### TO BE DONE
Copy out each line of the listing that has the word "الكوفي" in it.
* Start RECORDED INFORMATION *
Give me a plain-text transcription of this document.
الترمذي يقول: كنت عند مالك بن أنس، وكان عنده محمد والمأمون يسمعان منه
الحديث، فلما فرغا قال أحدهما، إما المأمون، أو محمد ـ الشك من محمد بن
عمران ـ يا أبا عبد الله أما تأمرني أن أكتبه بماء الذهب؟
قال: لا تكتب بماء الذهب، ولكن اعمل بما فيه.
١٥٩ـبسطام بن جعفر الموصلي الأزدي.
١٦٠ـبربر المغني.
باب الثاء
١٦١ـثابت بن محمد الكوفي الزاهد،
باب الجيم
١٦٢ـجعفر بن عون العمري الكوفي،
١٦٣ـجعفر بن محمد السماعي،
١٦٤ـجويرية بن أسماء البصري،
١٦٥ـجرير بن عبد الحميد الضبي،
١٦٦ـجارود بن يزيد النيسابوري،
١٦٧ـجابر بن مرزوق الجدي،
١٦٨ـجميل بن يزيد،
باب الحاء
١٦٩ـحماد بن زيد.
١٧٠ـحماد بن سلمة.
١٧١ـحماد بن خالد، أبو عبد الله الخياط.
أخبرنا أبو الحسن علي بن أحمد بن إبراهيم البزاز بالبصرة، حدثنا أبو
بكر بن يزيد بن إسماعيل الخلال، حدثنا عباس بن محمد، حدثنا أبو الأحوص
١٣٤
* End RECORDED INFORMATION *
### RESULT
١٦١ـثابت بن محمد الكوفي الزاهد،
١٦٢ـجعفر بن عون العمري الكوفي،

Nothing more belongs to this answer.